Records from a collection of figures:
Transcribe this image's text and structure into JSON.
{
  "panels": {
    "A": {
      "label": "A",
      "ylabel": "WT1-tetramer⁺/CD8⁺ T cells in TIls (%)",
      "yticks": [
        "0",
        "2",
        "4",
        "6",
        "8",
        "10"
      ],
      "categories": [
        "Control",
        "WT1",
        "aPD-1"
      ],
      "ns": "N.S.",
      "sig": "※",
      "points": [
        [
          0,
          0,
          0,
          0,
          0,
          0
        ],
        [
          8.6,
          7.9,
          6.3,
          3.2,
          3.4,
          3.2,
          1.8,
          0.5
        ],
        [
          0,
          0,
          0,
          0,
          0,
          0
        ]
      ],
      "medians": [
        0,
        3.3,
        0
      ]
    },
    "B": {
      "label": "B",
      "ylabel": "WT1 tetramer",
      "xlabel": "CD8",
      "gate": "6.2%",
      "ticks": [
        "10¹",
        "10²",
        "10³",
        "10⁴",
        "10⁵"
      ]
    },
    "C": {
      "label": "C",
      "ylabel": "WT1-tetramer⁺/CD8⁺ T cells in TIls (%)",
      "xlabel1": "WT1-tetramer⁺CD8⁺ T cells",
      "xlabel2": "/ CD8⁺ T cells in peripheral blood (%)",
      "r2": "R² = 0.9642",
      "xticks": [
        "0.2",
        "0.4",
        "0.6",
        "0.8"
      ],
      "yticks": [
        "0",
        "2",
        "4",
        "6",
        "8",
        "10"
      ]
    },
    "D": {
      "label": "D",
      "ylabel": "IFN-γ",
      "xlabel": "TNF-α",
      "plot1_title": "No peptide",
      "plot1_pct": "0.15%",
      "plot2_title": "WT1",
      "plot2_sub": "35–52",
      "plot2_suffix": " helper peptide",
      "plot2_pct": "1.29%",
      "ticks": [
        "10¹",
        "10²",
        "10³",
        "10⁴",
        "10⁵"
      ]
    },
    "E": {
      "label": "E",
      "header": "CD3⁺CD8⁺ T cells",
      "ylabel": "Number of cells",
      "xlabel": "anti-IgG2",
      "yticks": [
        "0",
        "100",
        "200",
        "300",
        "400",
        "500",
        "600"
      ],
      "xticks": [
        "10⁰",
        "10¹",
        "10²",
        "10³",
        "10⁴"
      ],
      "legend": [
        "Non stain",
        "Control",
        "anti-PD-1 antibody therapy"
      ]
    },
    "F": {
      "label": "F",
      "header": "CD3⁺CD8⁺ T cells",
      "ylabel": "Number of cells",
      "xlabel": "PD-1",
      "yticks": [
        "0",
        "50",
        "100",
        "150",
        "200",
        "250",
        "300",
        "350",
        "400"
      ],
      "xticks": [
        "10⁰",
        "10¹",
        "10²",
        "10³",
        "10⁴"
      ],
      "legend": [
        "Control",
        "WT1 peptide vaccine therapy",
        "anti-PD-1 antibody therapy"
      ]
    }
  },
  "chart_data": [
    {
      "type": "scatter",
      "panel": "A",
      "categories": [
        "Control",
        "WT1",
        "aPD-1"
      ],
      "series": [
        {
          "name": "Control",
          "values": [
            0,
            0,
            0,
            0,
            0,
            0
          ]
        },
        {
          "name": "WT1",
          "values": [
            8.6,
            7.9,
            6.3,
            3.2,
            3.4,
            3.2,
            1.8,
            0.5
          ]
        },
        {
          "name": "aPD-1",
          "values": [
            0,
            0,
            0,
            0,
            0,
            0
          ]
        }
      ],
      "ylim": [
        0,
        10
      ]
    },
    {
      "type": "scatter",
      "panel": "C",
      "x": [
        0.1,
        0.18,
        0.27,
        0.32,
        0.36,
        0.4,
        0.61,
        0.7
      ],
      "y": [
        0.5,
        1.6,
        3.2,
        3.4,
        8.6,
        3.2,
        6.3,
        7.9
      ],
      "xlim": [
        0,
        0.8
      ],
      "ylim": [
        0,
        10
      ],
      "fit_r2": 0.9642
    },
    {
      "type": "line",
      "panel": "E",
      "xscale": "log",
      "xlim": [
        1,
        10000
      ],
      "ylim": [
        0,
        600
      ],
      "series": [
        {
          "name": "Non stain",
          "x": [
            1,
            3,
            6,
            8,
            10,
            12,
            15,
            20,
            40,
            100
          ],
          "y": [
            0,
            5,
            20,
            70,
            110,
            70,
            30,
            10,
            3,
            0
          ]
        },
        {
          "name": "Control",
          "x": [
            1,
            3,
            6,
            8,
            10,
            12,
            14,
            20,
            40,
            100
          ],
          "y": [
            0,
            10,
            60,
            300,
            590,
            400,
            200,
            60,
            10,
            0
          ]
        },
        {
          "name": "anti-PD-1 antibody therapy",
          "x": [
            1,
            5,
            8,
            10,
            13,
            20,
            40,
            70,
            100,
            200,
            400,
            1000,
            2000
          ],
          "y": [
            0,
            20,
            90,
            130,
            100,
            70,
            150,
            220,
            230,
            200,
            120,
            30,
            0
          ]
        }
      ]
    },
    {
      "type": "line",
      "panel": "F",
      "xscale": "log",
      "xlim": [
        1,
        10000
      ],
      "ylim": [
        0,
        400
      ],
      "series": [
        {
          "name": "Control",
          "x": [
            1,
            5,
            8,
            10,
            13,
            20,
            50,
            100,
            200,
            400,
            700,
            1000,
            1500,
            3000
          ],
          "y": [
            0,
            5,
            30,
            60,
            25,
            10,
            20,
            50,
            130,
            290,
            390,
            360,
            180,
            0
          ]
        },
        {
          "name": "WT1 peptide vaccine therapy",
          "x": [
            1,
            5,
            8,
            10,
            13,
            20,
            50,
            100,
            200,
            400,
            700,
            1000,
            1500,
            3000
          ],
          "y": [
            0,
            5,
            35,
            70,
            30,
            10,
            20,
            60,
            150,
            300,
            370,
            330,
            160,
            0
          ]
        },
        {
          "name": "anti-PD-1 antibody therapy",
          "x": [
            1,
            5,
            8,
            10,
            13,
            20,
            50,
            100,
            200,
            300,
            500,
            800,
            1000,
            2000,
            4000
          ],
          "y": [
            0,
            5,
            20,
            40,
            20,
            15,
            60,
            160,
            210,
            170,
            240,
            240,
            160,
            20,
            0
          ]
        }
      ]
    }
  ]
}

**Work required**
The data should be copied out in full, exactly as it reads.

**Result of the task**
Transcribe this image's text and structure into JSON.
{
  "panels": {
    "A": {
      "label": "A",
      "ylabel": "WT1-tetramer⁺/CD8⁺ T cells in TIls (%)",
      "yticks": [
        "0",
        "2",
        "4",
        "6",
        "8",
        "10"
      ],
      "categories": [
        "Control",
        "WT1",
        "aPD-1"
      ],
      "ns": "N.S.",
      "sig": "※",
      "points": [
        [
          0,
          0,
          0,
          0,
          0,
          0
        ],
        [
          8.6,
          7.9,
          6.3,
          3.2,
          3.4,
          3.2,
          1.8,
          0.5
        ],
        [
          0,
          0,
          0,
          0,
          0,
          0
        ]
      ],
      "medians": [
        0,
        3.3,
        0
      ]
    },
    "B": {
      "label": "B",
      "ylabel": "WT1 tetramer",
      "xlabel": "CD8",
      "gate": "6.2%",
      "ticks": [
        "10¹",
        "10²",
        "10³",
        "10⁴",
        "10⁵"
      ]
    },
    "C": {
      "label": "C",
      "ylabel": "WT1-tetramer⁺/CD8⁺ T cells in TIls (%)",
      "xlabel1": "WT1-tetramer⁺CD8⁺ T cells",
      "xlabel2": "/ CD8⁺ T cells in peripheral blood (%)",
      "r2": "R² = 0.9642",
      "xticks": [
        "0.2",
        "0.4",
        "0.6",
        "0.8"
      ],
      "yticks": [
        "0",
        "2",
        "4",
        "6",
        "8",
        "10"
      ]
    },
    "D": {
      "label": "D",
      "ylabel": "IFN-γ",
      "xlabel": "TNF-α",
      "plot1_title": "No peptide",
      "plot1_pct": "0.15%",
      "plot2_title": "WT1",
      "plot2_sub": "35–52",
      "plot2_suffix": " helper peptide",
      "plot2_pct": "1.29%",
      "ticks": [
        "10¹",
        "10²",
        "10³",
        "10⁴",
        "10⁵"
      ]
    },
    "E": {
      "label": "E",
      "header": "CD3⁺CD8⁺ T cells",
      "ylabel": "Number of cells",
      "xlabel": "anti-IgG2",
      "yticks": [
        "0",
        "100",
        "200",
        "300",
        "400",
        "500",
        "600"
      ],
      "xticks": [
        "10⁰",
        "10¹",
        "10²",
        "10³",
        "10⁴"
      ],
      "legend": [
        "Non stain",
        "Control",
        "anti-PD-1 antibody therapy"
      ]
    },
    "F": {
      "label": "F",
      "header": "CD3⁺CD8⁺ T cells",
      "ylabel": "Number of cells",
      "xlabel": "PD-1",
      "yticks": [
        "0",
        "50",
        "100",
        "150",
        "200",
        "250",
        "300",
        "350",
        "400"
      ],
      "xticks": [
        "10⁰",
        "10¹",
        "10²",
        "10³",
        "10⁴"
      ],
      "legend": [
        "Control",
        "WT1 peptide vaccine therapy",
        "anti-PD-1 antibody therapy"
      ]
    }
  },
  "chart_data": [
    {
      "type": "scatter",
      "panel": "A",
      "categories": [
        "Control",
        "WT1",
        "aPD-1"
      ],
      "series": [
        {
          "name": "Control",
          "values": [
            0,
            0,
            0,
            0,
            0,
            0
          ]
        },
        {
          "name": "WT1",
          "values": [
            8.6,
            7.9,
            6.3,
            3.2,
            3.4,
            3.2,
            1.8,
            0.5
          ]
        },
        {
          "name": "aPD-1",
          "values": [
            0,
            0,
            0,
            0,
            0,
            0
          ]
        }
      ],
      "ylim": [
        0,
        10
      ]
    },
    {
      "type": "scatter",
      "panel": "C",
      "x": [
        0.1,
        0.18,
        0.27,
        0.32,
        0.36,
        0.4,
        0.61,
        0.7
      ],
      "y": [
        0.5,
        1.6,
        3.2,
        3.4,
        8.6,
        3.2,
        6.3,
        7.9
      ],
      "xlim": [
        0,
        0.8
      ],
      "ylim": [
        0,
        10
      ],
      "fit_r2": 0.9642
    },
    {
      "type": "line",
      "panel": "E",
      "xscale": "log",
      "xlim": [
        1,
        10000
      ],
      "ylim": [
        0,
        600
      ],
      "series": [
        {
          "name": "Non stain",
          "x": [
            1,
            3,
            6,
            8,
            10,
            12,
            15,
            20,
            40,
            100
          ],
          "y": [
            0,
            5,
            20,
            70,
            110,
            70,
            30,
            10,
            3,
            0
          ]
        },
        {
          "name": "Control",
          "x": [
            1,
            3,
            6,
            8,
            10,
            12,
            14,
            20,
            40,
            100
          ],
          "y": [
            0,
            10,
            60,
            300,
            590,
            400,
            200,
            60,
            10,
            0
          ]
        },
        {
          "name": "anti-PD-1 antibody therapy",
          "x": [
            1,
            5,
            8,
            10,
            13,
            20,
            40,
            70,
            100,
            200,
            400,
            1000,
            2000
          ],
          "y": [
            0,
            20,
            90,
            130,
            100,
            70,
            150,
            220,
            230,
            200,
            120,
            30,
            0
          ]
        }
      ]
    },
    {
      "type": "line",
      "panel": "F",
      "xscale": "log",
      "xlim": [
        1,
        10000
      ],
      "ylim": [
        0,
        400
      ],
      "series": [
        {
          "name": "Control",
          "x": [
            1,
            5,
            8,
            10,
            13,
            20,
            50,
            100,
            200,
            400,
            700,
            1000,
            1500,
            3000
          ],
          "y": [
            0,
            5,
            30,
            60,
            25,
            10,
            20,
            50,
            130,
            290,
            390,
            360,
            180,
            0
          ]
        },
        {
          "name": "WT1 peptide vaccine therapy",
          "x": [
            1,
            5,
            8,
            10,
            13,
            20,
            50,
            100,
            200,
            400,
            700,
            1000,
            1500,
            3000
          ],
          "y": [
            0,
            5,
            35,
            70,
            30,
            10,
            20,
            60,
            150,
            300,
            370,
            330,
            160,
            0
          ]
        },
        {
          "name": "anti-PD-1 antibody therapy",
          "x": [
            1,
            5,
            8,
            10,
            13,
            20,
            50,
            100,
            200,
            300,
            500,
            800,
            1000,
            2000,
            4000
          ],
          "y": [
            0,
            5,
            20,
            40,
            20,
            15,
            60,
            160,
            210,
            170,
            240,
            240,
            160,
            20,
            0
          ]
        }
      ]
    }
  ]
}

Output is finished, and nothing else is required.